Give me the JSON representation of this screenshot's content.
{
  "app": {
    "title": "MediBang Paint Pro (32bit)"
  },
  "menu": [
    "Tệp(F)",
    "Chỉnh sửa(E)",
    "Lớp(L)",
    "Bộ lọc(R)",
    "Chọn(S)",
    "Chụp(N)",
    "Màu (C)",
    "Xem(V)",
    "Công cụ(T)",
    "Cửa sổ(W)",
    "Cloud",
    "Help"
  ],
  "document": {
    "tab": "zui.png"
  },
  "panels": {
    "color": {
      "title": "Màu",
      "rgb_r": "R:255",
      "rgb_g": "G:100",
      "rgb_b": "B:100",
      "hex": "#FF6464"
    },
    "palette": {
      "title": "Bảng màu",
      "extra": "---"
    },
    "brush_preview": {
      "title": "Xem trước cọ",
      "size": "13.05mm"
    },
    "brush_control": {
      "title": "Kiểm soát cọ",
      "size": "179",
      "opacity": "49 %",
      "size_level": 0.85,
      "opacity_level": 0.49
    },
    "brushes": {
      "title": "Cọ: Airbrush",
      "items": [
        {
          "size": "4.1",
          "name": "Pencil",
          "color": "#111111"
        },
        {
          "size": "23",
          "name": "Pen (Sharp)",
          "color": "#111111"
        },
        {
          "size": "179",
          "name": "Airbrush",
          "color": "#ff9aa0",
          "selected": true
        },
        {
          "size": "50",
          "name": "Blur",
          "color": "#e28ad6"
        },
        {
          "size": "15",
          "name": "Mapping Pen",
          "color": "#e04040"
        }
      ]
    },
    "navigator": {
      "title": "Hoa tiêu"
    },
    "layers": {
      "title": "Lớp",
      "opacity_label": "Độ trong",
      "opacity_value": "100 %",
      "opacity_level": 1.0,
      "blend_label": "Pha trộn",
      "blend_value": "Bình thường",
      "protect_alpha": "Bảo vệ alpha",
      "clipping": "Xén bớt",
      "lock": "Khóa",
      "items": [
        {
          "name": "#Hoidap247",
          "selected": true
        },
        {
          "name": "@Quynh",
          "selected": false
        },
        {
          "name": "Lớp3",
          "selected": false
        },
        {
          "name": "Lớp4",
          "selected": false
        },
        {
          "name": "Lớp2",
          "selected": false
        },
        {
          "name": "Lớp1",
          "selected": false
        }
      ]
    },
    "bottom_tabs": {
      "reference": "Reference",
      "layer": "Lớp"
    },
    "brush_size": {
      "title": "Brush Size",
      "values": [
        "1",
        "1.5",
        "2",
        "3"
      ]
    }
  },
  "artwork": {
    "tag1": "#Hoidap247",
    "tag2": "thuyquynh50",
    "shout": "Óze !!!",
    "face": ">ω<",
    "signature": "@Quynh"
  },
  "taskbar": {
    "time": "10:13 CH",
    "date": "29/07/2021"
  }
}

* **What you are asked to do**
Transcribe every entry verbatim.

* **Output for this task**
Give me the JSON representation of this screenshot's content.
{
  "app": {
    "title": "MediBang Paint Pro (32bit)"
  },
  "menu": [
    "Tệp(F)",
    "Chỉnh sửa(E)",
    "Lớp(L)",
    "Bộ lọc(R)",
    "Chọn(S)",
    "Chụp(N)",
    "Màu (C)",
    "Xem(V)",
    "Công cụ(T)",
    "Cửa sổ(W)",
    "Cloud",
    "Help"
  ],
  "document": {
    "tab": "zui.png"
  },
  "panels": {
    "color": {
      "title": "Màu",
      "rgb_r": "R:255",
      "rgb_g": "G:100",
      "rgb_b": "B:100",
      "hex": "#FF6464"
    },
    "palette": {
      "title": "Bảng màu",
      "extra": "---"
    },
    "brush_preview": {
      "title": "Xem trước cọ",
      "size": "13.05mm"
    },
    "brush_control": {
      "title": "Kiểm soát cọ",
      "size": "179",
      "opacity": "49 %",
      "size_level": 0.85,
      "opacity_level": 0.49
    },
    "brushes": {
      "title": "Cọ: Airbrush",
      "items": [
        {
          "size": "4.1",
          "name": "Pencil",
          "color": "#111111"
        },
        {
          "size": "23",
          "name": "Pen (Sharp)",
          "color": "#111111"
        },
        {
          "size": "179",
          "name": "Airbrush",
          "color": "#ff9aa0",
          "selected": true
        },
        {
          "size": "50",
          "name": "Blur",
          "color": "#e28ad6"
        },
        {
          "size": "15",
          "name": "Mapping Pen",
          "color": "#e04040"
        }
      ]
    },
    "navigator": {
      "title": "Hoa tiêu"
    },
    "layers": {
      "title": "Lớp",
      "opacity_label": "Độ trong",
      "opacity_value": "100 %",
      "opacity_level": 1.0,
      "blend_label": "Pha trộn",
      "blend_value": "Bình thường",
      "protect_alpha": "Bảo vệ alpha",
      "clipping": "Xén bớt",
      "lock": "Khóa",
      "items": [
        {
          "name": "#Hoidap247",
          "selected": true
        },
        {
          "name": "@Quynh",
          "selected": false
        },
        {
          "name": "Lớp3",
          "selected": false
        },
        {
          "name": "Lớp4",
          "selected": false
        },
        {
          "name": "Lớp2",
          "selected": false
        },
        {
          "name": "Lớp1",
          "selected": false
        }
      ]
    },
    "bottom_tabs": {
      "reference": "Reference",
      "layer": "Lớp"
    },
    "brush_size": {
      "title": "Brush Size",
      "values": [
        "1",
        "1.5",
        "2",
        "3"
      ]
    }
  },
  "artwork": {
    "tag1": "#Hoidap247",
    "tag2": "thuyquynh50",
    "shout": "Óze !!!",
    "face": ">ω<",
    "signature": "@Quynh"
  },
  "taskbar": {
    "time": "10:13 CH",
    "date": "29/07/2021"
  }
}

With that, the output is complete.